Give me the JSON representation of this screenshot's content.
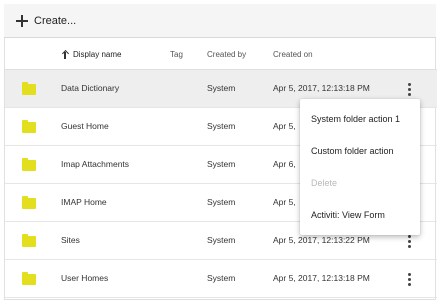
{
  "toolbar": {
    "create_label": "Create..."
  },
  "columns": {
    "display_name": "Display name",
    "tag": "Tag",
    "created_by": "Created by",
    "created_on": "Created on"
  },
  "rows": [
    {
      "name": "Data Dictionary",
      "created_by": "System",
      "created_on": "Apr 5, 2017, 12:13:18 PM"
    },
    {
      "name": "Guest Home",
      "created_by": "System",
      "created_on": "Apr 5,"
    },
    {
      "name": "Imap Attachments",
      "created_by": "System",
      "created_on": "Apr 6,"
    },
    {
      "name": "IMAP Home",
      "created_by": "System",
      "created_on": "Apr 5,"
    },
    {
      "name": "Sites",
      "created_by": "System",
      "created_on": "Apr 5, 2017, 12:13:22 PM"
    },
    {
      "name": "User Homes",
      "created_by": "System",
      "created_on": "Apr 5, 2017, 12:13:18 PM"
    }
  ],
  "context_menu": {
    "items": [
      {
        "label": "System folder action 1",
        "enabled": true
      },
      {
        "label": "Custom folder action",
        "enabled": true
      },
      {
        "label": "Delete",
        "enabled": false
      },
      {
        "label": "Activiti: View Form",
        "enabled": true
      }
    ]
  },
  "colors": {
    "folder": "#e3df1e",
    "hover_row": "#eeeeee",
    "disabled_text": "#b8b8b8"
  }
}
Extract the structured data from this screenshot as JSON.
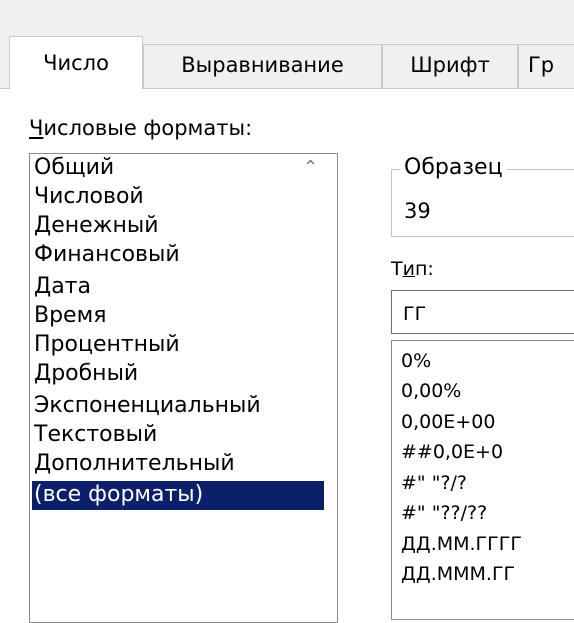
{
  "tabs": [
    "Число",
    "Выравнивание",
    "Шрифт",
    "Гр"
  ],
  "number_formats_label": "Числовые форматы:",
  "categories": [
    "Общий",
    "Числовой",
    "Денежный",
    "Финансовый",
    "Дата",
    "Время",
    "Процентный",
    "Дробный",
    "Экспоненциальный",
    "Текстовый",
    "Дополнительный",
    "(все форматы)"
  ],
  "selected_category": "(все форматы)",
  "sample": {
    "legend": "Образец",
    "value": "39"
  },
  "type": {
    "label": "Тип:",
    "value": "ГГ"
  },
  "format_codes": [
    "0%",
    "0,00%",
    "0,00E+00",
    "##0,0E+0",
    "#\" \"?/?",
    "#\" \"??/??",
    "ДД.ММ.ГГГГ",
    "ДД.МММ.ГГ"
  ],
  "icons": {
    "scroll_up": "chevron-up-icon"
  },
  "colors": {
    "selection": "#0b1f6b",
    "dialog_bg": "#f0f0f0"
  }
}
_ _ _ _ _
> _TO DO_
Images must not appear in the copy; reproduce everything else in the records verbatim.

> _WRITTEN RESPONSE_
Give me the JSON representation of this screenshot's content.
{
  "toolbar": {
    "create_label": "Create..."
  },
  "columns": {
    "display_name": "Display name",
    "tag": "Tag",
    "created_by": "Created by",
    "created_on": "Created on"
  },
  "rows": [
    {
      "name": "Data Dictionary",
      "created_by": "System",
      "created_on": "Apr 5, 2017, 12:13:18 PM"
    },
    {
      "name": "Guest Home",
      "created_by": "System",
      "created_on": "Apr 5,"
    },
    {
      "name": "Imap Attachments",
      "created_by": "System",
      "created_on": "Apr 6,"
    },
    {
      "name": "IMAP Home",
      "created_by": "System",
      "created_on": "Apr 5,"
    },
    {
      "name": "Sites",
      "created_by": "System",
      "created_on": "Apr 5, 2017, 12:13:22 PM"
    },
    {
      "name": "User Homes",
      "created_by": "System",
      "created_on": "Apr 5, 2017, 12:13:18 PM"
    }
  ],
  "context_menu": {
    "items": [
      {
        "label": "System folder action 1",
        "enabled": true
      },
      {
        "label": "Custom folder action",
        "enabled": true
      },
      {
        "label": "Delete",
        "enabled": false
      },
      {
        "label": "Activiti: View Form",
        "enabled": true
      }
    ]
  },
  "colors": {
    "folder": "#e3df1e",
    "hover_row": "#eeeeee",
    "disabled_text": "#b8b8b8"
  }
}
Extract the structured data from this screenshot as JSON.
{
  "tabs": [
    "Число",
    "Выравнивание",
    "Шрифт",
    "Гр"
  ],
  "number_formats_label": "Числовые форматы:",
  "categories": [
    "Общий",
    "Числовой",
    "Денежный",
    "Финансовый",
    "Дата",
    "Время",
    "Процентный",
    "Дробный",
    "Экспоненциальный",
    "Текстовый",
    "Дополнительный",
    "(все форматы)"
  ],
  "selected_category": "(все форматы)",
  "sample": {
    "legend": "Образец",
    "value": "39"
  },
  "type": {
    "label": "Тип:",
    "value": "ГГ"
  },
  "format_codes": [
    "0%",
    "0,00%",
    "0,00E+00",
    "##0,0E+0",
    "#\" \"?/?",
    "#\" \"??/??",
    "ДД.ММ.ГГГГ",
    "ДД.МММ.ГГ"
  ],
  "icons": {
    "scroll_up": "chevron-up-icon"
  },
  "colors": {
    "selection": "#0b1f6b",
    "dialog_bg": "#f0f0f0"
  }
}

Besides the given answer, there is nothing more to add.